> [Record set]:
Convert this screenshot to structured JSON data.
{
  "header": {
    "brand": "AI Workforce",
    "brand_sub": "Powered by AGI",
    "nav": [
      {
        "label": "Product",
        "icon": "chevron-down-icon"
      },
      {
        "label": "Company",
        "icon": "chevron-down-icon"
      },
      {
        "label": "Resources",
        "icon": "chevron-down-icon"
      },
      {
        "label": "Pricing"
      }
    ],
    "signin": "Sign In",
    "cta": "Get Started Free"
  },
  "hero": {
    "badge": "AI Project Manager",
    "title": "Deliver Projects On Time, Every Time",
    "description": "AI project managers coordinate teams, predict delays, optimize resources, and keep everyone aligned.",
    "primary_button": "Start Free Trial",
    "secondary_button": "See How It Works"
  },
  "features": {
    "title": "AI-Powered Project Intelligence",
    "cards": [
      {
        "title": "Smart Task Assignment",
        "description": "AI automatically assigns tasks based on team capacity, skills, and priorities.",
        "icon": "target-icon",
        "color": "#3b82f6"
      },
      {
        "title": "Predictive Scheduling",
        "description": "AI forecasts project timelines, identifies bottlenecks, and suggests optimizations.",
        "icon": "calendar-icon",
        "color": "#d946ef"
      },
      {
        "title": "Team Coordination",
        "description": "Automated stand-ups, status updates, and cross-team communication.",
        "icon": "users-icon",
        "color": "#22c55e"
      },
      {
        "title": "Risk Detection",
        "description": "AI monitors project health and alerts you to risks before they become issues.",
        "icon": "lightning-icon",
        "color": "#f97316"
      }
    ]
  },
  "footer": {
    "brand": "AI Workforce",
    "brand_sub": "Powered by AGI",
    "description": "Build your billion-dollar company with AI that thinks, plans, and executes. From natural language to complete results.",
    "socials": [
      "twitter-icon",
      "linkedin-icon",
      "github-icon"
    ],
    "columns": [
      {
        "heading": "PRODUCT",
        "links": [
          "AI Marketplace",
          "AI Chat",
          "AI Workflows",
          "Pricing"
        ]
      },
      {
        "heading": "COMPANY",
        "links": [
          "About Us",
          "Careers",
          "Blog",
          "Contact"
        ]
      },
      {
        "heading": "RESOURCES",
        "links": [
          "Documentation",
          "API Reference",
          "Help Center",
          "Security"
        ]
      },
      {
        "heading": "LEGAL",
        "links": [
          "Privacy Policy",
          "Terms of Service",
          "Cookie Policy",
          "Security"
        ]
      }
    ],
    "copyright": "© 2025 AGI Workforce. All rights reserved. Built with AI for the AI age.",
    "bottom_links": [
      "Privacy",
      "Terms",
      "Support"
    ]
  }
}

> [Task goal]: Reproduce the data, keeping every line exactly the same.

> [Problem solution]:
Convert this screenshot to structured JSON data.
{
  "header": {
    "brand": "AI Workforce",
    "brand_sub": "Powered by AGI",
    "nav": [
      {
        "label": "Product",
        "icon": "chevron-down-icon"
      },
      {
        "label": "Company",
        "icon": "chevron-down-icon"
      },
      {
        "label": "Resources",
        "icon": "chevron-down-icon"
      },
      {
        "label": "Pricing"
      }
    ],
    "signin": "Sign In",
    "cta": "Get Started Free"
  },
  "hero": {
    "badge": "AI Project Manager",
    "title": "Deliver Projects On Time, Every Time",
    "description": "AI project managers coordinate teams, predict delays, optimize resources, and keep everyone aligned.",
    "primary_button": "Start Free Trial",
    "secondary_button": "See How It Works"
  },
  "features": {
    "title": "AI-Powered Project Intelligence",
    "cards": [
      {
        "title": "Smart Task Assignment",
        "description": "AI automatically assigns tasks based on team capacity, skills, and priorities.",
        "icon": "target-icon",
        "color": "#3b82f6"
      },
      {
        "title": "Predictive Scheduling",
        "description": "AI forecasts project timelines, identifies bottlenecks, and suggests optimizations.",
        "icon": "calendar-icon",
        "color": "#d946ef"
      },
      {
        "title": "Team Coordination",
        "description": "Automated stand-ups, status updates, and cross-team communication.",
        "icon": "users-icon",
        "color": "#22c55e"
      },
      {
        "title": "Risk Detection",
        "description": "AI monitors project health and alerts you to risks before they become issues.",
        "icon": "lightning-icon",
        "color": "#f97316"
      }
    ]
  },
  "footer": {
    "brand": "AI Workforce",
    "brand_sub": "Powered by AGI",
    "description": "Build your billion-dollar company with AI that thinks, plans, and executes. From natural language to complete results.",
    "socials": [
      "twitter-icon",
      "linkedin-icon",
      "github-icon"
    ],
    "columns": [
      {
        "heading": "PRODUCT",
        "links": [
          "AI Marketplace",
          "AI Chat",
          "AI Workflows",
          "Pricing"
        ]
      },
      {
        "heading": "COMPANY",
        "links": [
          "About Us",
          "Careers",
          "Blog",
          "Contact"
        ]
      },
      {
        "heading": "RESOURCES",
        "links": [
          "Documentation",
          "API Reference",
          "Help Center",
          "Security"
        ]
      },
      {
        "heading": "LEGAL",
        "links": [
          "Privacy Policy",
          "Terms of Service",
          "Cookie Policy",
          "Security"
        ]
      }
    ],
    "copyright": "© 2025 AGI Workforce. All rights reserved. Built with AI for the AI age.",
    "bottom_links": [
      "Privacy",
      "Terms",
      "Support"
    ]
  }
}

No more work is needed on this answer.